= Exercise prompt =
Transcribe every entry word for word, but drop the pictures.

Provided information section start

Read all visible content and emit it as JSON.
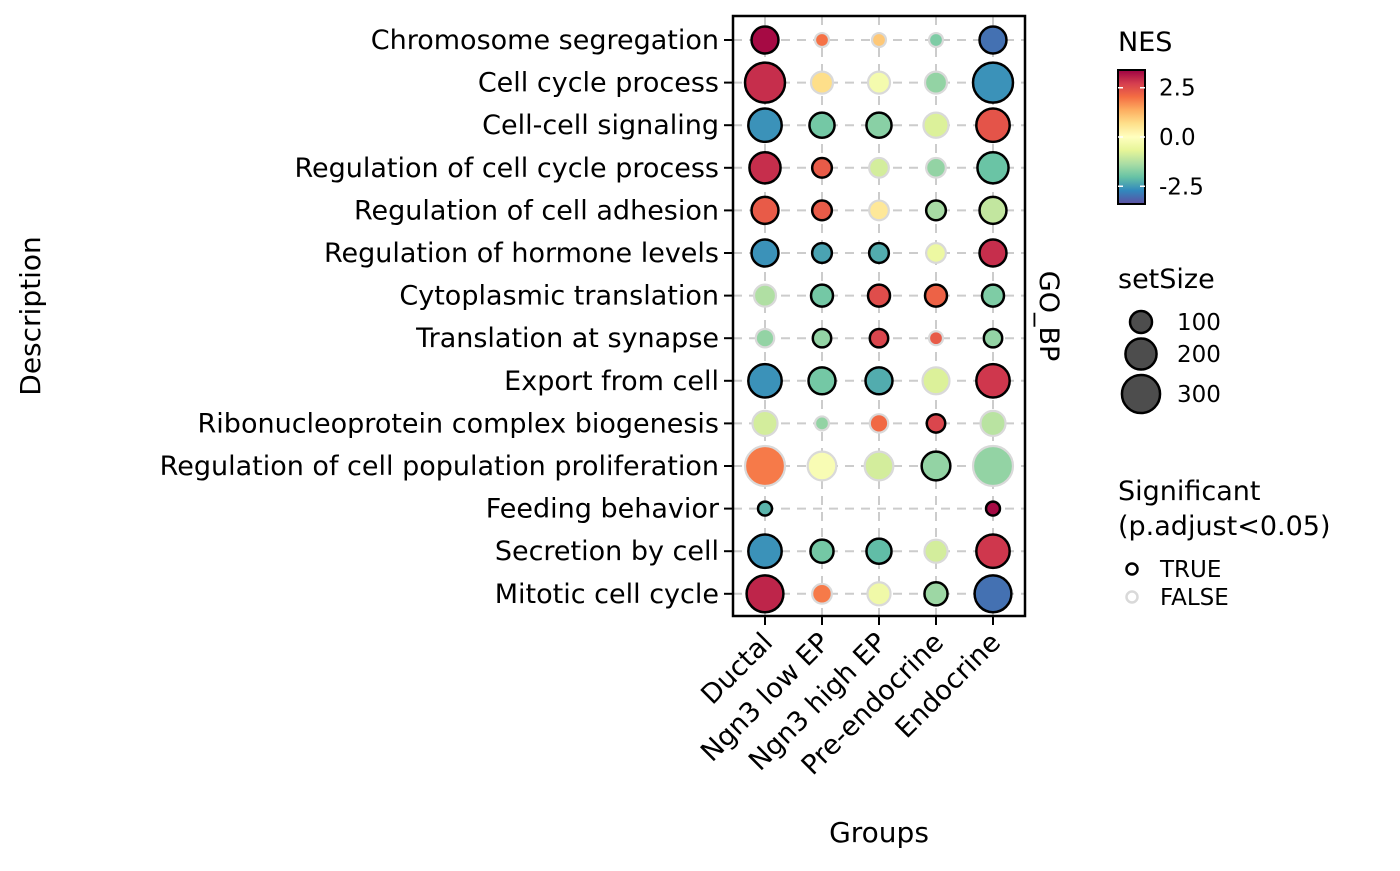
{
  "chart_data": {
    "type": "dotplot",
    "xlabel": "Groups",
    "ylabel": "Description",
    "facet_label": "GO_BP",
    "groups": [
      "Ductal",
      "Ngn3 low EP",
      "Ngn3 high EP",
      "Pre-endocrine",
      "Endocrine"
    ],
    "descriptions": [
      "Chromosome segregation",
      "Cell cycle process",
      "Cell-cell signaling",
      "Regulation of cell cycle process",
      "Regulation of cell adhesion",
      "Regulation of hormone levels",
      "Cytoplasmic translation",
      "Translation at synapse",
      "Export from cell",
      "Ribonucleoprotein complex biogenesis",
      "Regulation of cell population proliferation",
      "Feeding behavior",
      "Secretion by cell",
      "Mitotic cell cycle"
    ],
    "nes": [
      [
        3.3,
        2.0,
        1.0,
        -1.8,
        -3.0
      ],
      [
        2.9,
        0.7,
        -0.3,
        -1.6,
        -2.6
      ],
      [
        -2.6,
        -1.9,
        -1.7,
        -0.8,
        2.4
      ],
      [
        2.9,
        2.3,
        -0.9,
        -1.6,
        -2.0
      ],
      [
        2.3,
        2.3,
        0.5,
        -1.4,
        -1.1
      ],
      [
        -2.6,
        -2.4,
        -2.3,
        -0.5,
        2.9
      ],
      [
        -1.3,
        -1.9,
        2.5,
        2.2,
        -1.8
      ],
      [
        -1.6,
        -1.6,
        2.6,
        2.3,
        -1.6
      ],
      [
        -2.6,
        -1.9,
        -2.3,
        -0.8,
        2.8
      ],
      [
        -0.9,
        -1.6,
        2.1,
        2.6,
        -1.2
      ],
      [
        1.9,
        -0.2,
        -0.9,
        -1.6,
        -1.6
      ],
      [
        -2.2,
        null,
        null,
        null,
        3.3
      ],
      [
        -2.6,
        -1.9,
        -2.1,
        -0.9,
        2.8
      ],
      [
        3.0,
        1.9,
        -0.4,
        -1.5,
        -3.0
      ]
    ],
    "set_size": [
      [
        150,
        40,
        40,
        40,
        150
      ],
      [
        330,
        100,
        100,
        100,
        330
      ],
      [
        230,
        130,
        130,
        130,
        230
      ],
      [
        200,
        80,
        80,
        80,
        200
      ],
      [
        150,
        80,
        80,
        80,
        150
      ],
      [
        150,
        80,
        80,
        80,
        150
      ],
      [
        100,
        100,
        100,
        100,
        100
      ],
      [
        70,
        70,
        70,
        40,
        70
      ],
      [
        230,
        150,
        150,
        150,
        230
      ],
      [
        130,
        40,
        70,
        70,
        130
      ],
      [
        330,
        170,
        170,
        170,
        330
      ],
      [
        40,
        null,
        null,
        null,
        40
      ],
      [
        230,
        110,
        130,
        110,
        230
      ],
      [
        280,
        80,
        110,
        110,
        280
      ]
    ],
    "significant": [
      [
        true,
        false,
        false,
        false,
        true
      ],
      [
        true,
        false,
        false,
        false,
        true
      ],
      [
        true,
        true,
        true,
        false,
        true
      ],
      [
        true,
        true,
        false,
        false,
        true
      ],
      [
        true,
        true,
        false,
        true,
        true
      ],
      [
        true,
        true,
        true,
        false,
        true
      ],
      [
        false,
        true,
        true,
        true,
        true
      ],
      [
        false,
        true,
        true,
        false,
        true
      ],
      [
        true,
        true,
        true,
        false,
        true
      ],
      [
        false,
        false,
        false,
        true,
        false
      ],
      [
        false,
        false,
        false,
        true,
        false
      ],
      [
        true,
        null,
        null,
        null,
        true
      ],
      [
        true,
        true,
        true,
        false,
        true
      ],
      [
        true,
        false,
        false,
        true,
        true
      ]
    ],
    "colorbar": {
      "title": "NES",
      "ticks": [
        "2.5",
        "0.0",
        "-2.5"
      ],
      "tick_values": [
        2.5,
        0.0,
        -2.5
      ],
      "range": [
        -3.4,
        3.4
      ],
      "palette": [
        "#5E4FA2",
        "#3288BD",
        "#66C2A5",
        "#ABDDA4",
        "#E6F598",
        "#FFFFBF",
        "#FEE08B",
        "#FDAE61",
        "#F46D43",
        "#D53E4F",
        "#9E0142"
      ]
    },
    "size_legend": {
      "title": "setSize",
      "labels": [
        "100",
        "200",
        "300"
      ],
      "values": [
        100,
        200,
        300
      ]
    },
    "significance_legend": {
      "title_line1": "Significant",
      "title_line2": "(p.adjust<0.05)",
      "labels": [
        "TRUE",
        "FALSE"
      ],
      "colors": [
        "#000000",
        "#D9D9D9"
      ]
    }
  }
}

Provided information section end

= Output =
Read all visible content and emit it as JSON.
{
  "chart_data": {
    "type": "dotplot",
    "xlabel": "Groups",
    "ylabel": "Description",
    "facet_label": "GO_BP",
    "groups": [
      "Ductal",
      "Ngn3 low EP",
      "Ngn3 high EP",
      "Pre-endocrine",
      "Endocrine"
    ],
    "descriptions": [
      "Chromosome segregation",
      "Cell cycle process",
      "Cell-cell signaling",
      "Regulation of cell cycle process",
      "Regulation of cell adhesion",
      "Regulation of hormone levels",
      "Cytoplasmic translation",
      "Translation at synapse",
      "Export from cell",
      "Ribonucleoprotein complex biogenesis",
      "Regulation of cell population proliferation",
      "Feeding behavior",
      "Secretion by cell",
      "Mitotic cell cycle"
    ],
    "nes": [
      [
        3.3,
        2.0,
        1.0,
        -1.8,
        -3.0
      ],
      [
        2.9,
        0.7,
        -0.3,
        -1.6,
        -2.6
      ],
      [
        -2.6,
        -1.9,
        -1.7,
        -0.8,
        2.4
      ],
      [
        2.9,
        2.3,
        -0.9,
        -1.6,
        -2.0
      ],
      [
        2.3,
        2.3,
        0.5,
        -1.4,
        -1.1
      ],
      [
        -2.6,
        -2.4,
        -2.3,
        -0.5,
        2.9
      ],
      [
        -1.3,
        -1.9,
        2.5,
        2.2,
        -1.8
      ],
      [
        -1.6,
        -1.6,
        2.6,
        2.3,
        -1.6
      ],
      [
        -2.6,
        -1.9,
        -2.3,
        -0.8,
        2.8
      ],
      [
        -0.9,
        -1.6,
        2.1,
        2.6,
        -1.2
      ],
      [
        1.9,
        -0.2,
        -0.9,
        -1.6,
        -1.6
      ],
      [
        -2.2,
        null,
        null,
        null,
        3.3
      ],
      [
        -2.6,
        -1.9,
        -2.1,
        -0.9,
        2.8
      ],
      [
        3.0,
        1.9,
        -0.4,
        -1.5,
        -3.0
      ]
    ],
    "set_size": [
      [
        150,
        40,
        40,
        40,
        150
      ],
      [
        330,
        100,
        100,
        100,
        330
      ],
      [
        230,
        130,
        130,
        130,
        230
      ],
      [
        200,
        80,
        80,
        80,
        200
      ],
      [
        150,
        80,
        80,
        80,
        150
      ],
      [
        150,
        80,
        80,
        80,
        150
      ],
      [
        100,
        100,
        100,
        100,
        100
      ],
      [
        70,
        70,
        70,
        40,
        70
      ],
      [
        230,
        150,
        150,
        150,
        230
      ],
      [
        130,
        40,
        70,
        70,
        130
      ],
      [
        330,
        170,
        170,
        170,
        330
      ],
      [
        40,
        null,
        null,
        null,
        40
      ],
      [
        230,
        110,
        130,
        110,
        230
      ],
      [
        280,
        80,
        110,
        110,
        280
      ]
    ],
    "significant": [
      [
        true,
        false,
        false,
        false,
        true
      ],
      [
        true,
        false,
        false,
        false,
        true
      ],
      [
        true,
        true,
        true,
        false,
        true
      ],
      [
        true,
        true,
        false,
        false,
        true
      ],
      [
        true,
        true,
        false,
        true,
        true
      ],
      [
        true,
        true,
        true,
        false,
        true
      ],
      [
        false,
        true,
        true,
        true,
        true
      ],
      [
        false,
        true,
        true,
        false,
        true
      ],
      [
        true,
        true,
        true,
        false,
        true
      ],
      [
        false,
        false,
        false,
        true,
        false
      ],
      [
        false,
        false,
        false,
        true,
        false
      ],
      [
        true,
        null,
        null,
        null,
        true
      ],
      [
        true,
        true,
        true,
        false,
        true
      ],
      [
        true,
        false,
        false,
        true,
        true
      ]
    ],
    "colorbar": {
      "title": "NES",
      "ticks": [
        "2.5",
        "0.0",
        "-2.5"
      ],
      "tick_values": [
        2.5,
        0.0,
        -2.5
      ],
      "range": [
        -3.4,
        3.4
      ],
      "palette": [
        "#5E4FA2",
        "#3288BD",
        "#66C2A5",
        "#ABDDA4",
        "#E6F598",
        "#FFFFBF",
        "#FEE08B",
        "#FDAE61",
        "#F46D43",
        "#D53E4F",
        "#9E0142"
      ]
    },
    "size_legend": {
      "title": "setSize",
      "labels": [
        "100",
        "200",
        "300"
      ],
      "values": [
        100,
        200,
        300
      ]
    },
    "significance_legend": {
      "title_line1": "Significant",
      "title_line2": "(p.adjust<0.05)",
      "labels": [
        "TRUE",
        "FALSE"
      ],
      "colors": [
        "#000000",
        "#D9D9D9"
      ]
    }
  }
}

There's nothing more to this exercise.